• _SET EXERCISE_
From the data that follows, copy every line holding the string "text".

• _MATERIAL TO PROCESS_

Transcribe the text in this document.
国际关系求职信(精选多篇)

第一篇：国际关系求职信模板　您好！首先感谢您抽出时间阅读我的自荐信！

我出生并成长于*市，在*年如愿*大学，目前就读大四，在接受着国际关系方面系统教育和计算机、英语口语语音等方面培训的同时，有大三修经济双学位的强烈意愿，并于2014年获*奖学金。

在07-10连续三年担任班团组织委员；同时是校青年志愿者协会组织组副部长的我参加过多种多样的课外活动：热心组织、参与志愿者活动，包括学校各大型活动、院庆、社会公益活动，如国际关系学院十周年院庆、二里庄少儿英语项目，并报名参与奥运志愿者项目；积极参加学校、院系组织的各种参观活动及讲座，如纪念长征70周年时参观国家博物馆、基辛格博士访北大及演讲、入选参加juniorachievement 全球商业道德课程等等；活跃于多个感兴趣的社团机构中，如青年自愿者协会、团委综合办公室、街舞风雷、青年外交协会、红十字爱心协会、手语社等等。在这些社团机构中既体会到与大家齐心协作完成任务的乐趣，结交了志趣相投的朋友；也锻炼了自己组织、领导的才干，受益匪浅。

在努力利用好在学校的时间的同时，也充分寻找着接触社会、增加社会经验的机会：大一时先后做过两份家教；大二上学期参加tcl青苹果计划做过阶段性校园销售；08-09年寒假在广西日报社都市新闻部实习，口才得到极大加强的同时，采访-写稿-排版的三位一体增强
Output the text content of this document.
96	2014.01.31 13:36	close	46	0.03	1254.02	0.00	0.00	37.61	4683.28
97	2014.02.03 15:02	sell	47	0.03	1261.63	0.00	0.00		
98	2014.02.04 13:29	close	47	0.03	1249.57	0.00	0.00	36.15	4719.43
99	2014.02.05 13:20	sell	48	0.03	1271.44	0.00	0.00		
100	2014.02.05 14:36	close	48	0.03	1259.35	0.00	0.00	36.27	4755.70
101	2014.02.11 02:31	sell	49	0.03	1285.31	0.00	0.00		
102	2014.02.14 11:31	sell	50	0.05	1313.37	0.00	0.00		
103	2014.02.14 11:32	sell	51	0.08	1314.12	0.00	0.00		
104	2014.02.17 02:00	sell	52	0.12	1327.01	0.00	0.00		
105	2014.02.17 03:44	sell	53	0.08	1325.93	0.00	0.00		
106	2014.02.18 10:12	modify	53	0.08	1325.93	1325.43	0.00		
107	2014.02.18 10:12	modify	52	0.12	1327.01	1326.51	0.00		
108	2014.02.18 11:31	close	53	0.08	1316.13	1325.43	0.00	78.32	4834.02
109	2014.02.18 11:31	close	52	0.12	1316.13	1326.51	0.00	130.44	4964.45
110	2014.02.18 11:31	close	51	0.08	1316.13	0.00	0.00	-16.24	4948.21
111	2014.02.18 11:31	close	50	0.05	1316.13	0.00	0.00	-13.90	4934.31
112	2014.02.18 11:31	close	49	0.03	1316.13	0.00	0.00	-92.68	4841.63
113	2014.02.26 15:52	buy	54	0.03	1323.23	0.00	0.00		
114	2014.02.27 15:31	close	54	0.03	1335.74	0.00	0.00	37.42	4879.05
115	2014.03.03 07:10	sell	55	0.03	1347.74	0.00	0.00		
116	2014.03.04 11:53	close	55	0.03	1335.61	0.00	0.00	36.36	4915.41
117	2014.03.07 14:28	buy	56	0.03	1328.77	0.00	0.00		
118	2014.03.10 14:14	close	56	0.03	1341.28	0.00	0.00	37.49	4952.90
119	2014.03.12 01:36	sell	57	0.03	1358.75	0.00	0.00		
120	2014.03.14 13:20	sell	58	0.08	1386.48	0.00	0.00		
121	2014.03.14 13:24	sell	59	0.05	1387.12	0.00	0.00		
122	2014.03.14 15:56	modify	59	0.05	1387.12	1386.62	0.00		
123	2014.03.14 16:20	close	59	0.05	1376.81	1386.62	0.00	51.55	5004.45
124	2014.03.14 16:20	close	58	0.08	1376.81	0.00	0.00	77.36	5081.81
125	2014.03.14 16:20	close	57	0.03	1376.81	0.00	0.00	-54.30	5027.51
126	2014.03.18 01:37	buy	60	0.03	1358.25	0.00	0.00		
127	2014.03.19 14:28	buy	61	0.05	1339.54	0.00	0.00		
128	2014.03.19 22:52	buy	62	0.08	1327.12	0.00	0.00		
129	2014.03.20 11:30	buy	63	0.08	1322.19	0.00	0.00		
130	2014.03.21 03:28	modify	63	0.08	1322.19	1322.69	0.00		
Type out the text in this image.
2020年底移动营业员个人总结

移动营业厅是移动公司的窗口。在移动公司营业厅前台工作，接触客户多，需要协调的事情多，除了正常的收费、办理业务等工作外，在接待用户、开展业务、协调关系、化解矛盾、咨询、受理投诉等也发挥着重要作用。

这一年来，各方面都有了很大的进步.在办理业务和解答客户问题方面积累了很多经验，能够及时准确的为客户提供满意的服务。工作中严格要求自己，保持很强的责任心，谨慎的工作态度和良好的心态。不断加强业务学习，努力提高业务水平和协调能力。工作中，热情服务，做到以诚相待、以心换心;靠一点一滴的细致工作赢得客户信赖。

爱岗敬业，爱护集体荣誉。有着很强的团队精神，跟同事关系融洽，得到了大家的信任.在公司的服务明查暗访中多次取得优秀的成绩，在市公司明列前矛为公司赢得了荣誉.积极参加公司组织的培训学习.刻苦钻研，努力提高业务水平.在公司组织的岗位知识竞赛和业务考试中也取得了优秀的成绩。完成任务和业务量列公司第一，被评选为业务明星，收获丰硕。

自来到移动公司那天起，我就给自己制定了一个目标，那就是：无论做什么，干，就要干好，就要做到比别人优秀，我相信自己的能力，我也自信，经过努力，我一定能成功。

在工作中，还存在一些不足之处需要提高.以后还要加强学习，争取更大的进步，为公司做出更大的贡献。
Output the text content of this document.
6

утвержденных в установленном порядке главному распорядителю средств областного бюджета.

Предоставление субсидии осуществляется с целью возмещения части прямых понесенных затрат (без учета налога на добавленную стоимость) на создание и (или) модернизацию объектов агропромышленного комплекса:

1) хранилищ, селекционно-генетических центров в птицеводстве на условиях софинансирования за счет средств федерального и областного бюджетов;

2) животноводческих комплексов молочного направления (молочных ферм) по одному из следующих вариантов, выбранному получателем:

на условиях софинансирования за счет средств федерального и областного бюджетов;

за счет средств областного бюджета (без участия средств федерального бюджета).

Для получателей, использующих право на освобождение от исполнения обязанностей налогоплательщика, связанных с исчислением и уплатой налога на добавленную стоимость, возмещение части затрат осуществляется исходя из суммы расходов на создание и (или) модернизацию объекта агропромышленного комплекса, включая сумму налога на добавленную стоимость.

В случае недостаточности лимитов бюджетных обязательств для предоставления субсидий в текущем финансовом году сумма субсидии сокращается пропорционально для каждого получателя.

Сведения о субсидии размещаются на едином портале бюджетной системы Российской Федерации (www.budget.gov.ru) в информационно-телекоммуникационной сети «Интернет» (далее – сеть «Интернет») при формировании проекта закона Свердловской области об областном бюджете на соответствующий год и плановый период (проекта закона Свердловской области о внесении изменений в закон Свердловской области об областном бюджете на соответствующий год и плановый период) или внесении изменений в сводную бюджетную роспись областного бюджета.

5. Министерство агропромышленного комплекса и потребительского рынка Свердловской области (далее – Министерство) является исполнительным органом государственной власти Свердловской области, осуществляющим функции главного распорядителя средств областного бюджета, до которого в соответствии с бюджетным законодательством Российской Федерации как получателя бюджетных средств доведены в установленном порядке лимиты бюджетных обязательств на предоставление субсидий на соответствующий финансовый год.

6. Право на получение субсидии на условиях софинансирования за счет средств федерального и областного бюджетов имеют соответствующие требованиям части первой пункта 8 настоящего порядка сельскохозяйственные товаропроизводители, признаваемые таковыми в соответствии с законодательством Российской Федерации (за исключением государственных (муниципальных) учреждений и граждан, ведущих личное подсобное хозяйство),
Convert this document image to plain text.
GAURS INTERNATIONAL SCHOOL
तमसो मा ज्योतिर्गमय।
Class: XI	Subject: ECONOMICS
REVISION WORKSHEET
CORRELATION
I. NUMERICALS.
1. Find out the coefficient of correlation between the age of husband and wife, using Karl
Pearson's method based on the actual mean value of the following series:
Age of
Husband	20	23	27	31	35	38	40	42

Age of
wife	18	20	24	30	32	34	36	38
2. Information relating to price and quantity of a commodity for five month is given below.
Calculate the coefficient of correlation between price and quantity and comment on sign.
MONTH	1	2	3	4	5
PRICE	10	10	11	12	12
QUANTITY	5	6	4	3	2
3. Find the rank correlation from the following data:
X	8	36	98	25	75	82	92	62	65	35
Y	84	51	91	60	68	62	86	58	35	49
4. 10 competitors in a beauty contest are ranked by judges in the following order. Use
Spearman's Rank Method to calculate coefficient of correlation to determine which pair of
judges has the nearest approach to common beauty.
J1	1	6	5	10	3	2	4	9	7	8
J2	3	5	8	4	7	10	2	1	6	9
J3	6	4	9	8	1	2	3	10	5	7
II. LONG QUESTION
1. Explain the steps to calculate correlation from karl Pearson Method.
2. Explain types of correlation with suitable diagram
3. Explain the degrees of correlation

• _PROBLEM SOLUTION_
Transcribe the text in this document.
Output the text content of this document.
Type out the text in this image.
Output the text content of this document.
Convert this document image to plain text.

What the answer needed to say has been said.